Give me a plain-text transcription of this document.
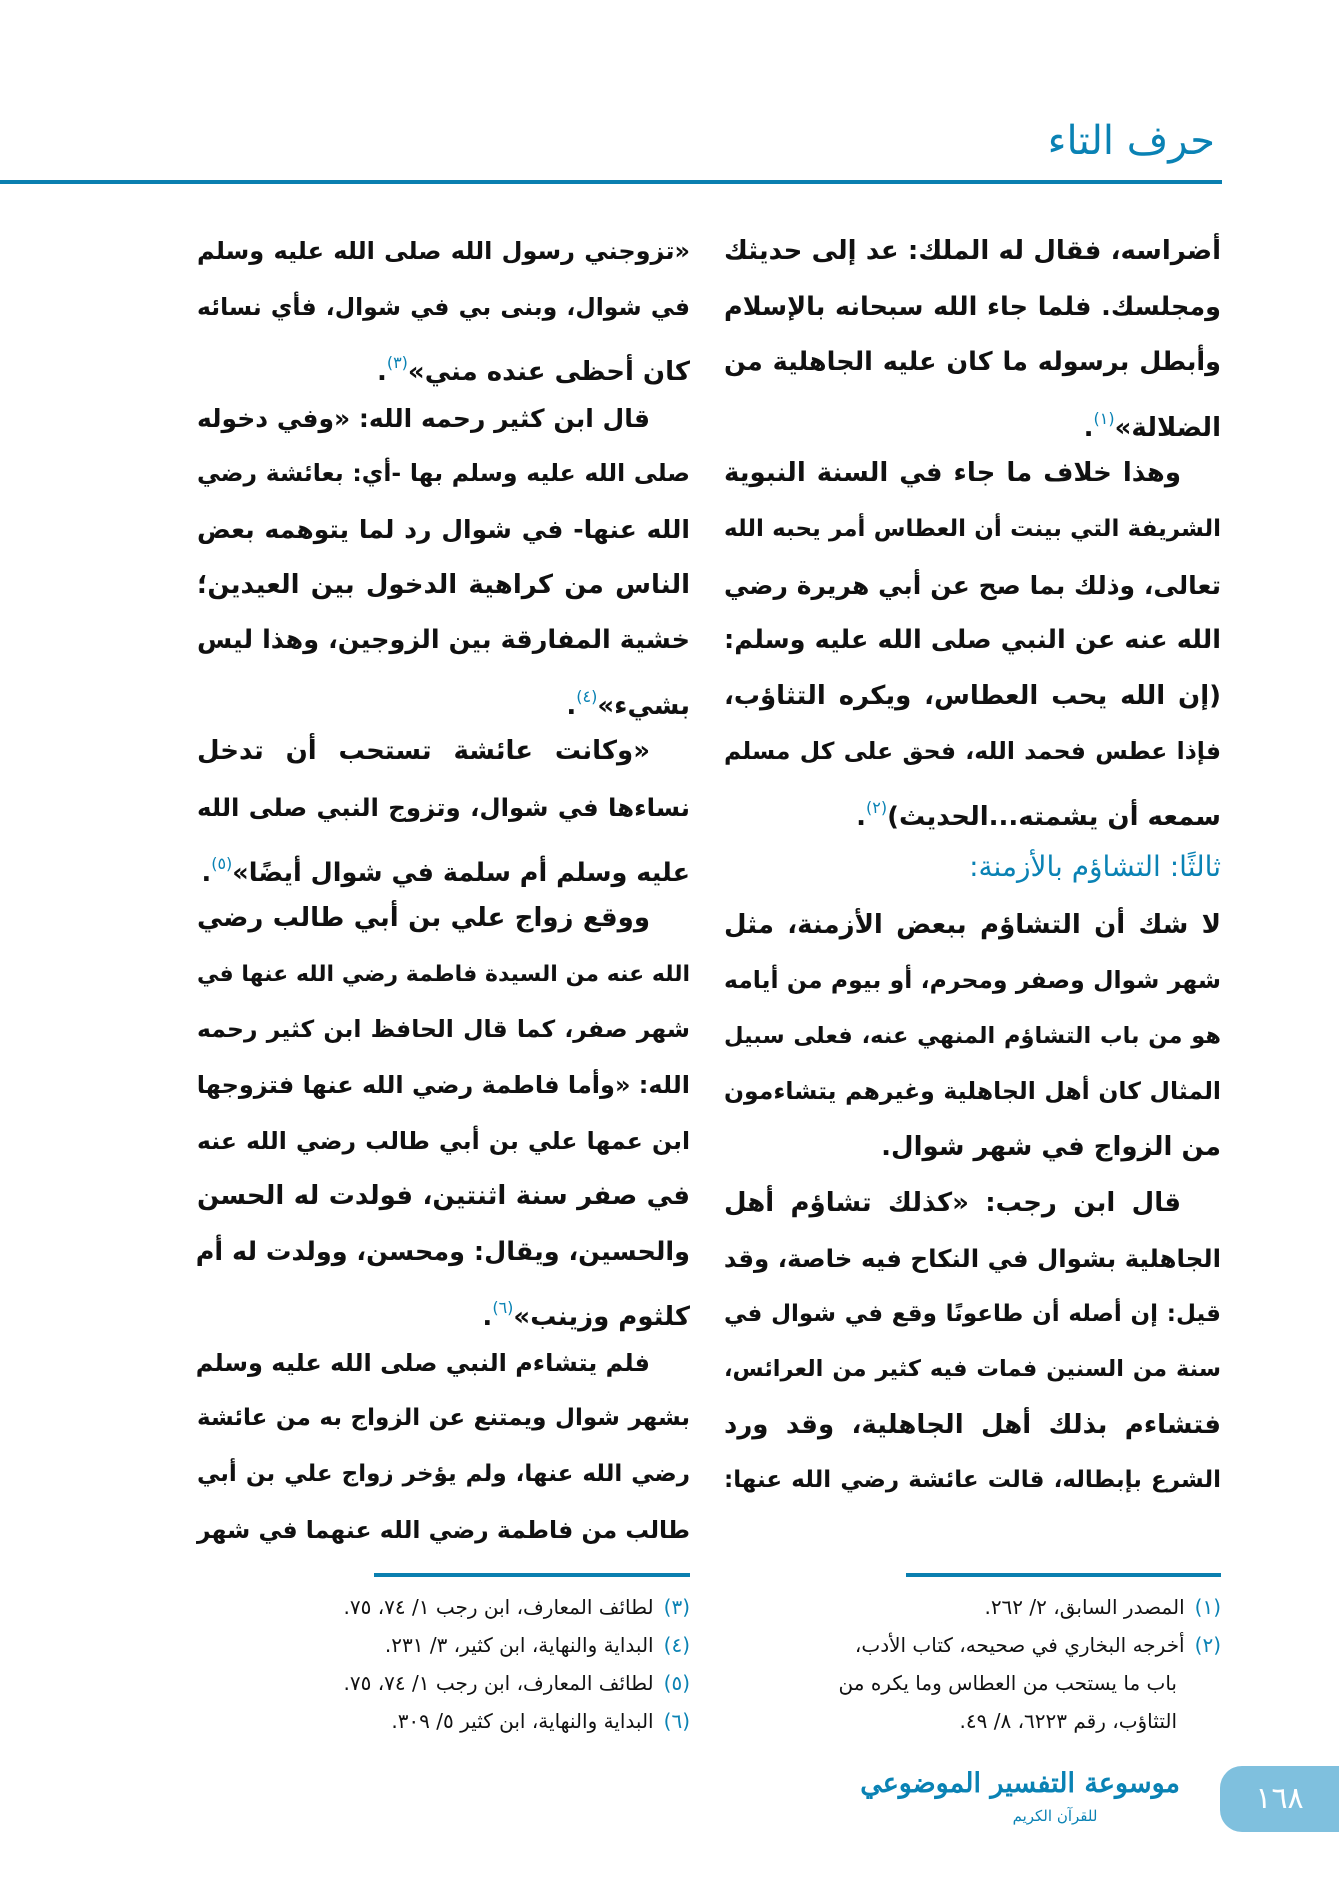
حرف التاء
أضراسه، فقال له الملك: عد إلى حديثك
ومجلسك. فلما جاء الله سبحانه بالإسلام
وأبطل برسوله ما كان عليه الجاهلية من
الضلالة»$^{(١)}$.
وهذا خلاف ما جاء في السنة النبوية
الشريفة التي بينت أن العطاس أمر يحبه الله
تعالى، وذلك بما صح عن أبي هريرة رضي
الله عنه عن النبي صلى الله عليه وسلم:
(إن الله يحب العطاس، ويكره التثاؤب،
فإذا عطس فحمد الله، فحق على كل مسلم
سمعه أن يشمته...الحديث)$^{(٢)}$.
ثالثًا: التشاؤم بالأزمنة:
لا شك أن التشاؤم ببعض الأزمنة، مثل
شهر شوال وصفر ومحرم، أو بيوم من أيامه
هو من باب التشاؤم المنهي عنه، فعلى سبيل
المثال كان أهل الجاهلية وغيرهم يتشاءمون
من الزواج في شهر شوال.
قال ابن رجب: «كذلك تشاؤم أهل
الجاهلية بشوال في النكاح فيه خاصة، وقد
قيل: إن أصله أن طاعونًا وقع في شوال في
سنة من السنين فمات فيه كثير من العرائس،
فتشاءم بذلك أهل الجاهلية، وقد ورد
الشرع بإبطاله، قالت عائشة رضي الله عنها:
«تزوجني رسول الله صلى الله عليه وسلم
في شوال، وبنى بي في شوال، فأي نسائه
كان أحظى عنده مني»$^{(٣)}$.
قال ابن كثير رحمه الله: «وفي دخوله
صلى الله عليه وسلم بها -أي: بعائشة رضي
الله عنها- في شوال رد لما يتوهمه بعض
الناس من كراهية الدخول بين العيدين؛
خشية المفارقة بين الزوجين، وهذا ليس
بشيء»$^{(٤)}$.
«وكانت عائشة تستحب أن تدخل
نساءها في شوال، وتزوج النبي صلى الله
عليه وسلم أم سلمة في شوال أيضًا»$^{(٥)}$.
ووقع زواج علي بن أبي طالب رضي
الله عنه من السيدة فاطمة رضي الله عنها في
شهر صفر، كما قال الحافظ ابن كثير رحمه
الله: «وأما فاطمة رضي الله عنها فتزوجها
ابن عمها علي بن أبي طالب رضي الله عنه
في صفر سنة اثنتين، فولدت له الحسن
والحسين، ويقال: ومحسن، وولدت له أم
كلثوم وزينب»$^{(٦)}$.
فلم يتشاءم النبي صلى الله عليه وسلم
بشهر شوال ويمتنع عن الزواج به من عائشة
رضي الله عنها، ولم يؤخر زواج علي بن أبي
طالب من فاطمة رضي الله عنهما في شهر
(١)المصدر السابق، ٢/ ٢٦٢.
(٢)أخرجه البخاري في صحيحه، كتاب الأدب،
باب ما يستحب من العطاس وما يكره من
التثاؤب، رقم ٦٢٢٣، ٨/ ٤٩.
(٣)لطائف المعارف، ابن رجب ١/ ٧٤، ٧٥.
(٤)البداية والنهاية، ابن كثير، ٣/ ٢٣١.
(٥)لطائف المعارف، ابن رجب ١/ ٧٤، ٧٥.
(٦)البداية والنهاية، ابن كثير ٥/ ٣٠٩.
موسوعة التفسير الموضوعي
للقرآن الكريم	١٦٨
--
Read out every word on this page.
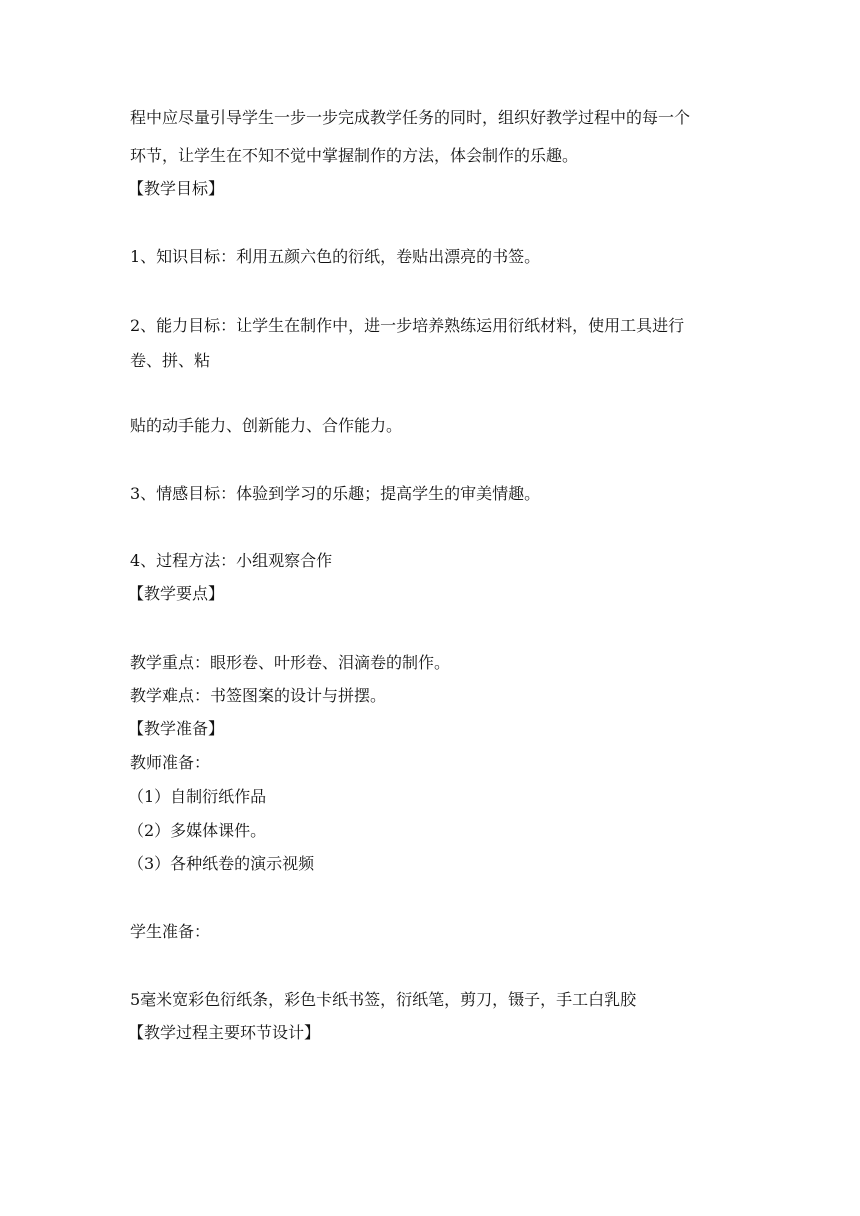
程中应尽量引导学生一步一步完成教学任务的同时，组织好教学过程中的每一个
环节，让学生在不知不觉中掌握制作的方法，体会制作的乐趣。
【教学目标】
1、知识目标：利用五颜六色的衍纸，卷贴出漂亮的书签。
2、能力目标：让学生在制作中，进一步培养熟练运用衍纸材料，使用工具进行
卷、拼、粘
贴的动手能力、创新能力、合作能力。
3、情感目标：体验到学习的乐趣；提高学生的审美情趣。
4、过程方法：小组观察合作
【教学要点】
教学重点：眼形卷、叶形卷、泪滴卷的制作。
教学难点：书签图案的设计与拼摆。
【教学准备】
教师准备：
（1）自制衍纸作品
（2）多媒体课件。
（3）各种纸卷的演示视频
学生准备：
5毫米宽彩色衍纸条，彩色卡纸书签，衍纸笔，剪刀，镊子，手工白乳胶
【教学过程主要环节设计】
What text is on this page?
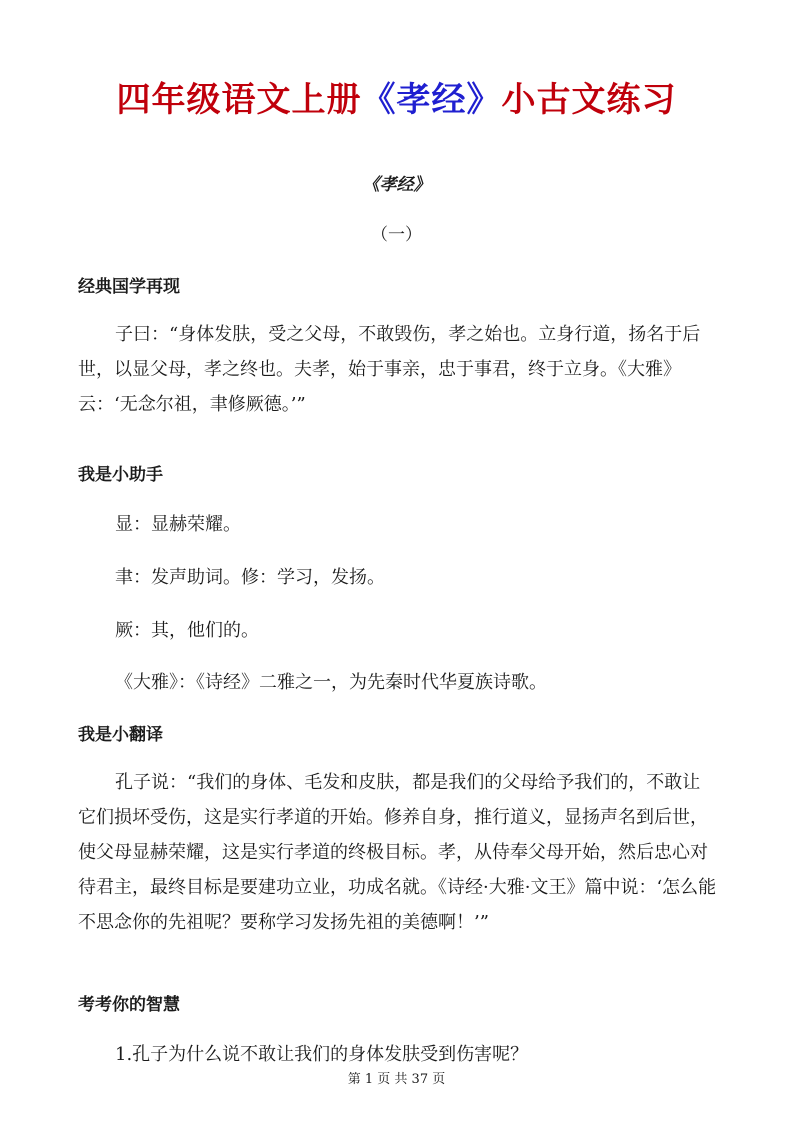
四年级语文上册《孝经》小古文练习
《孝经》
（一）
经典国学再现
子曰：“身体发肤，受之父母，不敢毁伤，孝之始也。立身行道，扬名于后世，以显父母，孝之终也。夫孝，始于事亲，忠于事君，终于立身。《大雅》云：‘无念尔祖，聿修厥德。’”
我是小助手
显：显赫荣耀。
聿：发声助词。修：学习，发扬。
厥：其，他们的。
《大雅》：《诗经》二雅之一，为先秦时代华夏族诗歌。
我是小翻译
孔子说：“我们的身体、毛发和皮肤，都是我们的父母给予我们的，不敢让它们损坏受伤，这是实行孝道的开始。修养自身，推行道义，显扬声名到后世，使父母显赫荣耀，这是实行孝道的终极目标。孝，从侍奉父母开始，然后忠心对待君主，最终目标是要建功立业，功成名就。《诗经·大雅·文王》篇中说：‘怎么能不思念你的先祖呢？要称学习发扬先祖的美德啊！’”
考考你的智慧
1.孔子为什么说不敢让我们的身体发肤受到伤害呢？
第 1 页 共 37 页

Task statement —
Only lines that contain the word "طالب" are wanted; copy each of them.

Reply —
ووقع زواج علي بن أبي طالب رضي
ابن عمها علي بن أبي طالب رضي الله عنه
طالب من فاطمة رضي الله عنهما في شهر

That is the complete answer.